[TASK TO CARRY OUT]: Repeat the material in full. Keep every line exactly as it is.

Structured figure records
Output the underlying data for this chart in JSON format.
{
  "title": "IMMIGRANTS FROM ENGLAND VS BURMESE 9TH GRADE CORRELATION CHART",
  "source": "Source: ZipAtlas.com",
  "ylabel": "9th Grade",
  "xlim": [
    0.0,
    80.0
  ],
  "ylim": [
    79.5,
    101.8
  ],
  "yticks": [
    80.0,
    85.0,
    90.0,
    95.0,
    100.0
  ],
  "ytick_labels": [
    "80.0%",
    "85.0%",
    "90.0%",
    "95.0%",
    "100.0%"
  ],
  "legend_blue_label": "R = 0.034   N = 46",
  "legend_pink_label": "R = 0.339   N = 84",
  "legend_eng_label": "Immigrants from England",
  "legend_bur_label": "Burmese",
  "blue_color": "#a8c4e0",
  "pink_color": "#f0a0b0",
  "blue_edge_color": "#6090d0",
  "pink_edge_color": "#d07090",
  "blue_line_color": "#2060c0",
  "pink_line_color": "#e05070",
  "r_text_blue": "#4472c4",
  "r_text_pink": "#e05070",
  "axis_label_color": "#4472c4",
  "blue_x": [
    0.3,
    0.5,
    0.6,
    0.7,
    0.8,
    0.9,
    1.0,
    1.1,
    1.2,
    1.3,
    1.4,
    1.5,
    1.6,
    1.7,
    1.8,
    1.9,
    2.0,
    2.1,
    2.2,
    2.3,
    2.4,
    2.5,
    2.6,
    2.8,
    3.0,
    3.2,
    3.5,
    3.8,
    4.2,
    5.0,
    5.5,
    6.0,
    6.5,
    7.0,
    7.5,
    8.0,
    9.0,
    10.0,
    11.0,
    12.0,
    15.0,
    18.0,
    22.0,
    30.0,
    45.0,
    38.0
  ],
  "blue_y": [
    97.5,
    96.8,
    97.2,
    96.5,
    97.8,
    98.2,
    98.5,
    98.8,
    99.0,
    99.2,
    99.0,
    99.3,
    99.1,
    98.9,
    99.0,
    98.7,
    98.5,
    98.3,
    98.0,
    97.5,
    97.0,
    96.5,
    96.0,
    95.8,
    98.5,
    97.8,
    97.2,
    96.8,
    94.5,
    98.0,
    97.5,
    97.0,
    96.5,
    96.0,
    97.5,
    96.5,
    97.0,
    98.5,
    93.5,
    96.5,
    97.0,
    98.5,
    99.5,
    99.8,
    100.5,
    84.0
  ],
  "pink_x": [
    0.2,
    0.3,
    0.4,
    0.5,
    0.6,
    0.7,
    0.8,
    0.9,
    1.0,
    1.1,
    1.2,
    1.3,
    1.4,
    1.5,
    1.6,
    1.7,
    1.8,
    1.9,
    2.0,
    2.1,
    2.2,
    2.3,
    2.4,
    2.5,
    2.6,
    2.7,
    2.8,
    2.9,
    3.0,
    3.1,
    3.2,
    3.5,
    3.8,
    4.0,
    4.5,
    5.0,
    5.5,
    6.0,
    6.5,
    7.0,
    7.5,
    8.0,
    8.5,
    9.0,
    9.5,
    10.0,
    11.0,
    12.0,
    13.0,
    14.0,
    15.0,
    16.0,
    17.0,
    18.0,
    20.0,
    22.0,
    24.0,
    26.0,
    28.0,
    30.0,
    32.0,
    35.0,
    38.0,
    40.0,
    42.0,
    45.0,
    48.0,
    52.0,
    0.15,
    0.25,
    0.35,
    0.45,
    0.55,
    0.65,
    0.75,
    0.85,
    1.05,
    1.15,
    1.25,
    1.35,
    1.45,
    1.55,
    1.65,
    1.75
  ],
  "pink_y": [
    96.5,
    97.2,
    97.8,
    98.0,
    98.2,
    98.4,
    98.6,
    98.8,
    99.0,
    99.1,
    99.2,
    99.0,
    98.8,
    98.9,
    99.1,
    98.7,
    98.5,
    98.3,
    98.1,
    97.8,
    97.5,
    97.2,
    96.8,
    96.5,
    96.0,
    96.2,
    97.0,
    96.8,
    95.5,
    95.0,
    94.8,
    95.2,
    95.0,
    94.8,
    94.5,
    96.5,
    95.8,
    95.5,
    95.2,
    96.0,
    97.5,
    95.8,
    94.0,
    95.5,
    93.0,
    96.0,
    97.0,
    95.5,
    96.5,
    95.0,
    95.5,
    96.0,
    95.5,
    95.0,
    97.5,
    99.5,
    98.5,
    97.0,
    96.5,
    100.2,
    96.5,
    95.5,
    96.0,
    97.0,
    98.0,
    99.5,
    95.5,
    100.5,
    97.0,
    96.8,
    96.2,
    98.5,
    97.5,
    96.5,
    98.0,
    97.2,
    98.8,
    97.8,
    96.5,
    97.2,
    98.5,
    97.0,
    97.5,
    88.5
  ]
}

[RESPONSE TO THE EXERCISE]:
Output the underlying data for this chart in JSON format.
{
  "title": "IMMIGRANTS FROM ENGLAND VS BURMESE 9TH GRADE CORRELATION CHART",
  "source": "Source: ZipAtlas.com",
  "ylabel": "9th Grade",
  "xlim": [
    0.0,
    80.0
  ],
  "ylim": [
    79.5,
    101.8
  ],
  "yticks": [
    80.0,
    85.0,
    90.0,
    95.0,
    100.0
  ],
  "ytick_labels": [
    "80.0%",
    "85.0%",
    "90.0%",
    "95.0%",
    "100.0%"
  ],
  "legend_blue_label": "R = 0.034   N = 46",
  "legend_pink_label": "R = 0.339   N = 84",
  "legend_eng_label": "Immigrants from England",
  "legend_bur_label": "Burmese",
  "blue_color": "#a8c4e0",
  "pink_color": "#f0a0b0",
  "blue_edge_color": "#6090d0",
  "pink_edge_color": "#d07090",
  "blue_line_color": "#2060c0",
  "pink_line_color": "#e05070",
  "r_text_blue": "#4472c4",
  "r_text_pink": "#e05070",
  "axis_label_color": "#4472c4",
  "blue_x": [
    0.3,
    0.5,
    0.6,
    0.7,
    0.8,
    0.9,
    1.0,
    1.1,
    1.2,
    1.3,
    1.4,
    1.5,
    1.6,
    1.7,
    1.8,
    1.9,
    2.0,
    2.1,
    2.2,
    2.3,
    2.4,
    2.5,
    2.6,
    2.8,
    3.0,
    3.2,
    3.5,
    3.8,
    4.2,
    5.0,
    5.5,
    6.0,
    6.5,
    7.0,
    7.5,
    8.0,
    9.0,
    10.0,
    11.0,
    12.0,
    15.0,
    18.0,
    22.0,
    30.0,
    45.0,
    38.0
  ],
  "blue_y": [
    97.5,
    96.8,
    97.2,
    96.5,
    97.8,
    98.2,
    98.5,
    98.8,
    99.0,
    99.2,
    99.0,
    99.3,
    99.1,
    98.9,
    99.0,
    98.7,
    98.5,
    98.3,
    98.0,
    97.5,
    97.0,
    96.5,
    96.0,
    95.8,
    98.5,
    97.8,
    97.2,
    96.8,
    94.5,
    98.0,
    97.5,
    97.0,
    96.5,
    96.0,
    97.5,
    96.5,
    97.0,
    98.5,
    93.5,
    96.5,
    97.0,
    98.5,
    99.5,
    99.8,
    100.5,
    84.0
  ],
  "pink_x": [
    0.2,
    0.3,
    0.4,
    0.5,
    0.6,
    0.7,
    0.8,
    0.9,
    1.0,
    1.1,
    1.2,
    1.3,
    1.4,
    1.5,
    1.6,
    1.7,
    1.8,
    1.9,
    2.0,
    2.1,
    2.2,
    2.3,
    2.4,
    2.5,
    2.6,
    2.7,
    2.8,
    2.9,
    3.0,
    3.1,
    3.2,
    3.5,
    3.8,
    4.0,
    4.5,
    5.0,
    5.5,
    6.0,
    6.5,
    7.0,
    7.5,
    8.0,
    8.5,
    9.0,
    9.5,
    10.0,
    11.0,
    12.0,
    13.0,
    14.0,
    15.0,
    16.0,
    17.0,
    18.0,
    20.0,
    22.0,
    24.0,
    26.0,
    28.0,
    30.0,
    32.0,
    35.0,
    38.0,
    40.0,
    42.0,
    45.0,
    48.0,
    52.0,
    0.15,
    0.25,
    0.35,
    0.45,
    0.55,
    0.65,
    0.75,
    0.85,
    1.05,
    1.15,
    1.25,
    1.35,
    1.45,
    1.55,
    1.65,
    1.75
  ],
  "pink_y": [
    96.5,
    97.2,
    97.8,
    98.0,
    98.2,
    98.4,
    98.6,
    98.8,
    99.0,
    99.1,
    99.2,
    99.0,
    98.8,
    98.9,
    99.1,
    98.7,
    98.5,
    98.3,
    98.1,
    97.8,
    97.5,
    97.2,
    96.8,
    96.5,
    96.0,
    96.2,
    97.0,
    96.8,
    95.5,
    95.0,
    94.8,
    95.2,
    95.0,
    94.8,
    94.5,
    96.5,
    95.8,
    95.5,
    95.2,
    96.0,
    97.5,
    95.8,
    94.0,
    95.5,
    93.0,
    96.0,
    97.0,
    95.5,
    96.5,
    95.0,
    95.5,
    96.0,
    95.5,
    95.0,
    97.5,
    99.5,
    98.5,
    97.0,
    96.5,
    100.2,
    96.5,
    95.5,
    96.0,
    97.0,
    98.0,
    99.5,
    95.5,
    100.5,
    97.0,
    96.8,
    96.2,
    98.5,
    97.5,
    96.5,
    98.0,
    97.2,
    98.8,
    97.8,
    96.5,
    97.2,
    98.5,
    97.0,
    97.5,
    88.5
  ]
}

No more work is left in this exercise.